> Required work
Copy every line of the entries that includes the word "document".
┌─ Task inputs
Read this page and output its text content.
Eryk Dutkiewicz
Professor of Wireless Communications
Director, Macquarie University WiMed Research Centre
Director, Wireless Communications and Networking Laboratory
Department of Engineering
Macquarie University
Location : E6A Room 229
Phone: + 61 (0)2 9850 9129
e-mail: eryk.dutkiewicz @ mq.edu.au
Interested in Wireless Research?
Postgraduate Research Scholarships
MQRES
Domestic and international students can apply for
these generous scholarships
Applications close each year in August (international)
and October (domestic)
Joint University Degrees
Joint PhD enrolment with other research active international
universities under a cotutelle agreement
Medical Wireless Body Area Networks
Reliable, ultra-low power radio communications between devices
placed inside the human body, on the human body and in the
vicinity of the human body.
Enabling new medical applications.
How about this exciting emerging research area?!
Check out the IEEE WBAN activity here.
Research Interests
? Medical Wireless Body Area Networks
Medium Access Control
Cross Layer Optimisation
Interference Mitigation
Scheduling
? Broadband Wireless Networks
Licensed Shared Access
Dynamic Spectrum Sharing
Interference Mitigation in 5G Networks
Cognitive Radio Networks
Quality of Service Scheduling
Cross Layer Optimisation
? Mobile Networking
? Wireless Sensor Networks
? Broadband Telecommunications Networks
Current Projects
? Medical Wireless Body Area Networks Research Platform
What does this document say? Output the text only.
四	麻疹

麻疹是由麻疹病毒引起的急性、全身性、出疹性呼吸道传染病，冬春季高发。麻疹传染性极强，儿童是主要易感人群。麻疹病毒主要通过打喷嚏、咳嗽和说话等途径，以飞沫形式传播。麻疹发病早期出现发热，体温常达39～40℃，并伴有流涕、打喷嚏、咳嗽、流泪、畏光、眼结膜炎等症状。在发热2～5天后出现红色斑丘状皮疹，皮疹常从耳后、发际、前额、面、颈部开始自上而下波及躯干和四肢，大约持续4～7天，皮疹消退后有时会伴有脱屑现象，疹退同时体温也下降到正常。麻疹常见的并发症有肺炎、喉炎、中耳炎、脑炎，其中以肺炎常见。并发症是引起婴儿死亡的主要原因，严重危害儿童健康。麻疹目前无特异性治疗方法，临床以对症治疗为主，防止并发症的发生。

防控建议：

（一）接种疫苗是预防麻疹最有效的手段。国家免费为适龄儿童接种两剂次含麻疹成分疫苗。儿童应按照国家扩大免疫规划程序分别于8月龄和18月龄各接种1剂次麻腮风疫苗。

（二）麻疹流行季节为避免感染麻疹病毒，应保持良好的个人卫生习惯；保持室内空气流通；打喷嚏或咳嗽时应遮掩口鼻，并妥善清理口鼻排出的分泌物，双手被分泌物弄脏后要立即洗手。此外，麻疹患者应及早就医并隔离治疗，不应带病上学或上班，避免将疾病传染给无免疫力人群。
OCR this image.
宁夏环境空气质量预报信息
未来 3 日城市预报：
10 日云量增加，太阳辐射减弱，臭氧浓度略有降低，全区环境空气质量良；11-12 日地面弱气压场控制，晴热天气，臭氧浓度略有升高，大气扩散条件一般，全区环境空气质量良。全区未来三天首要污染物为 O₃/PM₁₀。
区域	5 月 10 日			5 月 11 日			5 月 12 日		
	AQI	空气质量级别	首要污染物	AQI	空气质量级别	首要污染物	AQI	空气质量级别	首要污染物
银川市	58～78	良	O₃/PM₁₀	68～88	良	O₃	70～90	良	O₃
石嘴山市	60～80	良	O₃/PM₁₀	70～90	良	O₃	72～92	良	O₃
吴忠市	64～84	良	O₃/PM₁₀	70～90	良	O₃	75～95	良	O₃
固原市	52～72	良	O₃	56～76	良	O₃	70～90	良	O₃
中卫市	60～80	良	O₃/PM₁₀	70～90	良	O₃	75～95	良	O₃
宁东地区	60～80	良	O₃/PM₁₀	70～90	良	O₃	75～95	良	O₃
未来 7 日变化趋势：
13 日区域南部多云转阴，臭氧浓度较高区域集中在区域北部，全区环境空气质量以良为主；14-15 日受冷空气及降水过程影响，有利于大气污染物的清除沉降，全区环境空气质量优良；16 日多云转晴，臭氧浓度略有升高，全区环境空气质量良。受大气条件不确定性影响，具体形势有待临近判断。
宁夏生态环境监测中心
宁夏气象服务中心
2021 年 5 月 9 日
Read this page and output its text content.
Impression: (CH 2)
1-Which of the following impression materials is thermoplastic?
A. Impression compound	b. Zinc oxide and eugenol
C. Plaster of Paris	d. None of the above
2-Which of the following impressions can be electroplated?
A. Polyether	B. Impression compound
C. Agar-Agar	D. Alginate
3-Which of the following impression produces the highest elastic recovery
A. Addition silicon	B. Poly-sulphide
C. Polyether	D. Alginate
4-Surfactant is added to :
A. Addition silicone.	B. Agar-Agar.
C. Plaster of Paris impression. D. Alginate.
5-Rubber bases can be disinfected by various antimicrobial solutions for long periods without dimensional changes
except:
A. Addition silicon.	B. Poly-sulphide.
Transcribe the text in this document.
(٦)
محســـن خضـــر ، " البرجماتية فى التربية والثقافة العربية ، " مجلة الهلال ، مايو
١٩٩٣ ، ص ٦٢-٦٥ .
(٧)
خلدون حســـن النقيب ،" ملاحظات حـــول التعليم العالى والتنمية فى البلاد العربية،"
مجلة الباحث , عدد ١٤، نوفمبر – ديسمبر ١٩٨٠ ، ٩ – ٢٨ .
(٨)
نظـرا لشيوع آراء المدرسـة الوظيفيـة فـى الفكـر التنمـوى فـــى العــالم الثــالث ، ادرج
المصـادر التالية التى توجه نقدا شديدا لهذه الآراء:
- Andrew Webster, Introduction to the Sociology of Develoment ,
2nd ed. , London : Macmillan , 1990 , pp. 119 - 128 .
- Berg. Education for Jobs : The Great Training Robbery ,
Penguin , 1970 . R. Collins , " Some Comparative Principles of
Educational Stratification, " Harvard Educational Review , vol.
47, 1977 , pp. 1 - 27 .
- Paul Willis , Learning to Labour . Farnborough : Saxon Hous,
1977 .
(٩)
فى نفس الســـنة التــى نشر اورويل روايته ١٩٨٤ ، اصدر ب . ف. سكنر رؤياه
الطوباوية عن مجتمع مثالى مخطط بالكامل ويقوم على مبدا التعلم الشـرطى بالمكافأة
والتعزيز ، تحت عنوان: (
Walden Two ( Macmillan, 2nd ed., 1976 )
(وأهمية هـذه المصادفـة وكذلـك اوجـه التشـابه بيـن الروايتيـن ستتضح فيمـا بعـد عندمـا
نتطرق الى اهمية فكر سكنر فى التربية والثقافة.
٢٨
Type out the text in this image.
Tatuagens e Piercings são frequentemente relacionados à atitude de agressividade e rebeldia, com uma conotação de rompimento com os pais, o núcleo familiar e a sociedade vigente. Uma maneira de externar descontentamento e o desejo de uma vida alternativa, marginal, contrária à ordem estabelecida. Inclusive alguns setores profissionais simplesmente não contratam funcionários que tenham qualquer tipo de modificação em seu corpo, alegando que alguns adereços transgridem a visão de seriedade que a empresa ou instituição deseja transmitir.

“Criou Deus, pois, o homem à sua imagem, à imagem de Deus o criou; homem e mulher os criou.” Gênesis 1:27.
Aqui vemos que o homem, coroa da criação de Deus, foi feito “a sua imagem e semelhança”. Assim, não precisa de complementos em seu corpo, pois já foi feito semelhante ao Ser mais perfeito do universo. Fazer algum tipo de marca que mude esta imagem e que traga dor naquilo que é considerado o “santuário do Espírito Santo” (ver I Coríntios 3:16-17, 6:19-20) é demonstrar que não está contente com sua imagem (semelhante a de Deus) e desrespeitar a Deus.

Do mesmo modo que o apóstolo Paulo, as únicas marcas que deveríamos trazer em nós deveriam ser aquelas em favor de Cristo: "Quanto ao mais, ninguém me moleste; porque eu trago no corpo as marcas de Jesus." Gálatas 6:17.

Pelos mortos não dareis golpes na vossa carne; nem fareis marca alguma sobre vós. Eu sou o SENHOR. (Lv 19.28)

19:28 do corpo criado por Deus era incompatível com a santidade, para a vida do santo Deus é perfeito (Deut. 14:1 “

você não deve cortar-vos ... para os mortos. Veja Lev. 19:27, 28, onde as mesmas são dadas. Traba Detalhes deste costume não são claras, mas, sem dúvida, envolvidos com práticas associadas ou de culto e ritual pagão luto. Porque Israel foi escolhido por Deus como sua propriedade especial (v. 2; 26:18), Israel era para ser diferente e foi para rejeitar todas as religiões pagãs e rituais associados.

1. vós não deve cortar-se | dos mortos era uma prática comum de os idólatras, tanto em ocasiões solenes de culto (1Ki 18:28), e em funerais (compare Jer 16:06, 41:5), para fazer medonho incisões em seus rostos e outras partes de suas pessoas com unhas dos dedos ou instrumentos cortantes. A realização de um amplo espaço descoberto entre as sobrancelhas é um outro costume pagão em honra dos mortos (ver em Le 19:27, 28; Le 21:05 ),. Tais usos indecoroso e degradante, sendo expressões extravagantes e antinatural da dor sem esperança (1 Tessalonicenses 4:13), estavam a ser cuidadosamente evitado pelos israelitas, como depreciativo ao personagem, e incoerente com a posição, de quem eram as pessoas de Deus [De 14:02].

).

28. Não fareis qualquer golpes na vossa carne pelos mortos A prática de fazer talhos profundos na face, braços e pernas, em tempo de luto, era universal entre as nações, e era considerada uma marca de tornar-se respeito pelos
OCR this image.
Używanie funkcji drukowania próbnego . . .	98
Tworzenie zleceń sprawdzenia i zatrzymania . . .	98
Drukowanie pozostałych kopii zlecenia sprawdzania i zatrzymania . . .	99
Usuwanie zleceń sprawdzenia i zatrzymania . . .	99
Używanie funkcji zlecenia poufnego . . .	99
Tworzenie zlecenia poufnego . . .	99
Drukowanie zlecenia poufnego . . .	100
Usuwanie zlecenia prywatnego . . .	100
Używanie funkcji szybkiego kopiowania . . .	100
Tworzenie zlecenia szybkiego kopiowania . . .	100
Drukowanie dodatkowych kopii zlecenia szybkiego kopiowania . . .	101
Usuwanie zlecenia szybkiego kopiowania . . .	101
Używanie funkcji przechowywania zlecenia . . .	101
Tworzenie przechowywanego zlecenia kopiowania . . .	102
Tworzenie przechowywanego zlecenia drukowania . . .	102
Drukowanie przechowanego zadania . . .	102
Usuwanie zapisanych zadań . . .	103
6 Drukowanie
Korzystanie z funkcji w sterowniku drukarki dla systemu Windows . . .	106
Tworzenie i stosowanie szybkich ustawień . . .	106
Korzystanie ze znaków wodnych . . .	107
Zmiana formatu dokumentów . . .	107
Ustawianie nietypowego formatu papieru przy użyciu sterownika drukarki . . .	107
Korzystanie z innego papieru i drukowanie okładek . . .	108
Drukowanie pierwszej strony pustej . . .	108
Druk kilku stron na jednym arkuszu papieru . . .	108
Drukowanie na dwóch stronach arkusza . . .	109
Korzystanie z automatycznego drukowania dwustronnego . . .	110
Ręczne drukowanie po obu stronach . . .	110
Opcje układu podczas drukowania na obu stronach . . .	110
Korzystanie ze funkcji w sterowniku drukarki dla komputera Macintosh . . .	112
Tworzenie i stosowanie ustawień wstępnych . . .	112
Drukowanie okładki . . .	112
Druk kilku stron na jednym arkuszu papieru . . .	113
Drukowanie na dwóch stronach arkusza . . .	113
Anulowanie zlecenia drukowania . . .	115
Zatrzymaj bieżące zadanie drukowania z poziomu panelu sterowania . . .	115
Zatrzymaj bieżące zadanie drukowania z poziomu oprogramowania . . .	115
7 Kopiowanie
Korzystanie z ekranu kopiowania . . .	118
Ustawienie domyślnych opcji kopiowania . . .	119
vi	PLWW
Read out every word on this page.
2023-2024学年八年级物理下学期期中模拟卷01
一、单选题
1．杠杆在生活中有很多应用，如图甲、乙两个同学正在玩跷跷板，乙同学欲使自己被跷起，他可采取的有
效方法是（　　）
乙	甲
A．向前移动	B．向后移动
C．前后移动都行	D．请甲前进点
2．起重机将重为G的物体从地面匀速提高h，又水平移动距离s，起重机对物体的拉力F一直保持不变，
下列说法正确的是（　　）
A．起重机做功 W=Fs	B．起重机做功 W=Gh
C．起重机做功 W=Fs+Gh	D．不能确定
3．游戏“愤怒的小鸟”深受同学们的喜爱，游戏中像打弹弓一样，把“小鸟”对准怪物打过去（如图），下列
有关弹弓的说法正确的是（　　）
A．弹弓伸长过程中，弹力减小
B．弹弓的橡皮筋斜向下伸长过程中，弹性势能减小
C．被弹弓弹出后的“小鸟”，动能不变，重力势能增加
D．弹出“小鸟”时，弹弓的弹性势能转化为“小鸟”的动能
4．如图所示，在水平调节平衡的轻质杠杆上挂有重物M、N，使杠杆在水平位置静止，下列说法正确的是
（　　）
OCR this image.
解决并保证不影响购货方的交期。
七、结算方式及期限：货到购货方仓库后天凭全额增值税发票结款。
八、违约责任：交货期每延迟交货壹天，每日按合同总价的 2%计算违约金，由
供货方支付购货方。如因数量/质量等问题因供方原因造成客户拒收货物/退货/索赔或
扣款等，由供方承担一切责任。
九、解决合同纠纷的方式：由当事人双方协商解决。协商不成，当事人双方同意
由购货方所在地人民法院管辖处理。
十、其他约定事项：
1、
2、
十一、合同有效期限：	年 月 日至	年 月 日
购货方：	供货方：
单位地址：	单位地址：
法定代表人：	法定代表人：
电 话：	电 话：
└─
> Reply to the task
What does this document say? Output the text only.
Transcribe the text in this document.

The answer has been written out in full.